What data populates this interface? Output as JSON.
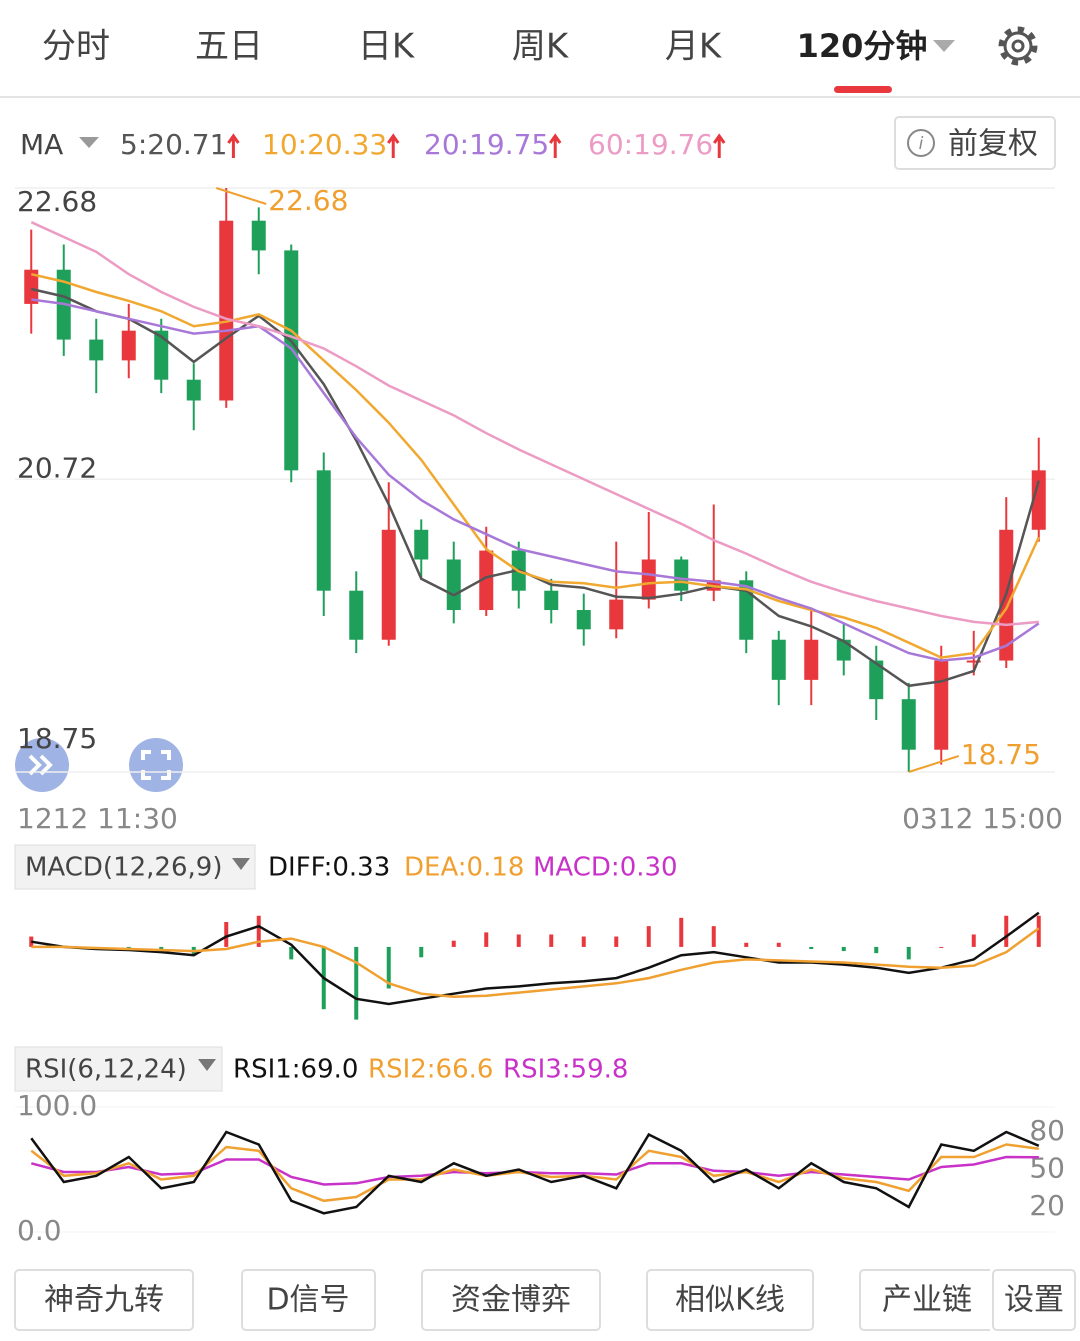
{
  "tabs": [
    "分时",
    "五日",
    "日K",
    "周K",
    "月K",
    "120分钟"
  ],
  "adjust": "前复权",
  "buttons": [
    "神奇九转",
    "D信号",
    "资金博弈",
    "相似K线",
    "产业链",
    "设置"
  ],
  "chart_data": [
    {
      "type": "candlestick",
      "selector": "MA",
      "x_labels": [
        "1212 11:30",
        "0312 15:00"
      ],
      "open": [
        21.9,
        22.13,
        21.66,
        21.52,
        21.72,
        21.39,
        21.25,
        22.46,
        22.26,
        20.78,
        19.97,
        19.64,
        20.38,
        20.18,
        19.84,
        20.24,
        19.97,
        19.84,
        19.71,
        19.91,
        20.18,
        19.97,
        20.04,
        19.64,
        19.37,
        19.64,
        19.5,
        19.24,
        18.9,
        19.5,
        19.5,
        20.38
      ],
      "high": [
        22.4,
        22.3,
        21.8,
        21.9,
        21.8,
        21.5,
        22.68,
        22.55,
        22.3,
        20.9,
        20.1,
        20.7,
        20.45,
        20.3,
        20.4,
        20.3,
        20.05,
        19.95,
        20.3,
        20.5,
        20.2,
        20.55,
        20.1,
        19.7,
        19.85,
        19.75,
        19.6,
        19.35,
        19.6,
        19.7,
        20.6,
        21.0
      ],
      "low": [
        21.7,
        21.55,
        21.3,
        21.4,
        21.3,
        21.05,
        21.2,
        22.1,
        20.7,
        19.8,
        19.55,
        19.6,
        20.05,
        19.75,
        19.8,
        19.85,
        19.75,
        19.6,
        19.65,
        19.85,
        19.9,
        19.9,
        19.55,
        19.2,
        19.2,
        19.4,
        19.1,
        18.75,
        18.8,
        19.4,
        19.45,
        20.3
      ],
      "close": [
        22.13,
        21.66,
        21.52,
        21.72,
        21.39,
        21.25,
        22.46,
        22.26,
        20.78,
        19.97,
        19.64,
        20.38,
        20.18,
        19.84,
        20.24,
        19.97,
        19.84,
        19.71,
        19.91,
        20.18,
        19.97,
        20.04,
        19.64,
        19.37,
        19.64,
        19.5,
        19.24,
        18.9,
        19.5,
        19.5,
        20.38,
        20.78
      ],
      "up_color": "#e8383d",
      "down_color": "#1ea05a",
      "series": [
        {
          "name": "5:20.71",
          "color": "#555555",
          "values": [
            22.0,
            21.95,
            21.85,
            21.8,
            21.68,
            21.51,
            21.67,
            21.82,
            21.65,
            21.36,
            20.98,
            20.55,
            20.05,
            19.94,
            20.06,
            20.11,
            20.01,
            19.99,
            19.93,
            19.92,
            19.95,
            20.0,
            19.97,
            19.8,
            19.73,
            19.63,
            19.48,
            19.33,
            19.36,
            19.43,
            19.95,
            20.71
          ]
        },
        {
          "name": "10:20.33",
          "color": "#f0a830",
          "values": [
            22.1,
            22.05,
            21.98,
            21.92,
            21.85,
            21.75,
            21.78,
            21.83,
            21.72,
            21.52,
            21.32,
            21.1,
            20.85,
            20.55,
            20.25,
            20.1,
            20.03,
            20.02,
            19.99,
            20.02,
            20.03,
            20.0,
            19.98,
            19.9,
            19.84,
            19.79,
            19.72,
            19.62,
            19.52,
            19.55,
            19.85,
            20.33
          ]
        },
        {
          "name": "20:19.75",
          "color": "#a878d8",
          "values": [
            21.93,
            21.9,
            21.85,
            21.8,
            21.75,
            21.7,
            21.72,
            21.75,
            21.6,
            21.3,
            21.0,
            20.75,
            20.58,
            20.45,
            20.35,
            20.25,
            20.2,
            20.15,
            20.1,
            20.08,
            20.05,
            20.03,
            20.0,
            19.92,
            19.85,
            19.75,
            19.65,
            19.55,
            19.5,
            19.52,
            19.6,
            19.75
          ]
        },
        {
          "name": "60:19.76",
          "color": "#ec9cc4",
          "values": [
            22.45,
            22.35,
            22.25,
            22.1,
            21.98,
            21.88,
            21.8,
            21.75,
            21.68,
            21.6,
            21.48,
            21.35,
            21.25,
            21.15,
            21.03,
            20.92,
            20.82,
            20.72,
            20.62,
            20.52,
            20.42,
            20.31,
            20.22,
            20.12,
            20.03,
            19.96,
            19.9,
            19.85,
            19.8,
            19.76,
            19.74,
            19.76
          ]
        }
      ],
      "ylim": [
        18.75,
        22.68
      ],
      "yticks": [
        22.68,
        20.72,
        18.75
      ],
      "annotations": [
        "22.68",
        "18.75"
      ],
      "annotation_color": "#f0a030"
    },
    {
      "type": "macd",
      "selector": "MACD(12,26,9)",
      "series": [
        {
          "name": "DIFF:0.33",
          "color": "#111111",
          "values": [
            0.05,
            0.0,
            -0.02,
            -0.03,
            -0.05,
            -0.08,
            0.1,
            0.2,
            0.02,
            -0.3,
            -0.5,
            -0.55,
            -0.5,
            -0.45,
            -0.4,
            -0.38,
            -0.35,
            -0.33,
            -0.3,
            -0.2,
            -0.08,
            -0.05,
            -0.1,
            -0.15,
            -0.15,
            -0.17,
            -0.2,
            -0.25,
            -0.2,
            -0.12,
            0.1,
            0.33
          ]
        },
        {
          "name": "DEA:0.18",
          "color": "#f0a030",
          "values": [
            0.0,
            0.0,
            -0.01,
            -0.02,
            -0.03,
            -0.04,
            -0.02,
            0.05,
            0.08,
            0.0,
            -0.15,
            -0.35,
            -0.45,
            -0.48,
            -0.47,
            -0.44,
            -0.41,
            -0.38,
            -0.35,
            -0.3,
            -0.22,
            -0.15,
            -0.12,
            -0.13,
            -0.14,
            -0.15,
            -0.17,
            -0.19,
            -0.2,
            -0.18,
            -0.05,
            0.18
          ]
        }
      ],
      "histogram": {
        "name": "MACD:0.30",
        "color": "#c832c8",
        "values": [
          0.1,
          0.0,
          -0.02,
          -0.02,
          -0.04,
          -0.08,
          0.24,
          0.3,
          -0.12,
          -0.6,
          -0.7,
          -0.4,
          -0.1,
          0.06,
          0.14,
          0.12,
          0.12,
          0.1,
          0.1,
          0.2,
          0.28,
          0.2,
          0.04,
          0.04,
          -0.02,
          -0.04,
          -0.06,
          -0.12,
          0.0,
          0.12,
          0.3,
          0.3
        ]
      },
      "ylim": [
        -0.8,
        0.5
      ]
    },
    {
      "type": "line",
      "selector": "RSI(6,12,24)",
      "series": [
        {
          "name": "RSI1:69.0",
          "color": "#111111",
          "values": [
            75,
            40,
            45,
            60,
            35,
            40,
            80,
            70,
            25,
            15,
            20,
            45,
            40,
            55,
            45,
            50,
            40,
            45,
            35,
            78,
            65,
            40,
            50,
            35,
            55,
            40,
            35,
            20,
            70,
            65,
            80,
            69.0
          ]
        },
        {
          "name": "RSI2:66.6",
          "color": "#f0a030",
          "values": [
            65,
            45,
            47,
            55,
            42,
            45,
            68,
            65,
            35,
            25,
            28,
            42,
            42,
            50,
            45,
            48,
            44,
            45,
            42,
            65,
            60,
            45,
            48,
            40,
            50,
            43,
            40,
            33,
            60,
            60,
            70,
            66.6
          ]
        },
        {
          "name": "RSI3:59.8",
          "color": "#c832c8",
          "values": [
            55,
            48,
            48,
            52,
            46,
            47,
            58,
            58,
            44,
            38,
            39,
            44,
            45,
            48,
            47,
            48,
            47,
            47,
            46,
            55,
            55,
            49,
            48,
            45,
            48,
            46,
            44,
            42,
            52,
            54,
            60,
            59.8
          ]
        }
      ],
      "ylim": [
        0,
        100
      ],
      "yticks": [
        {
          "value": 100,
          "label": "100.0"
        },
        {
          "value": 0,
          "label": "0.0"
        }
      ],
      "y2lim": [
        0,
        100
      ],
      "y2ticks": [
        80,
        50,
        20
      ]
    }
  ]
}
══════════
Show every line where the string "selector" appears.

      "selector": "MA",
      "selector": "MACD(12,26,9)",
      "selector": "RSI(6,12,24)",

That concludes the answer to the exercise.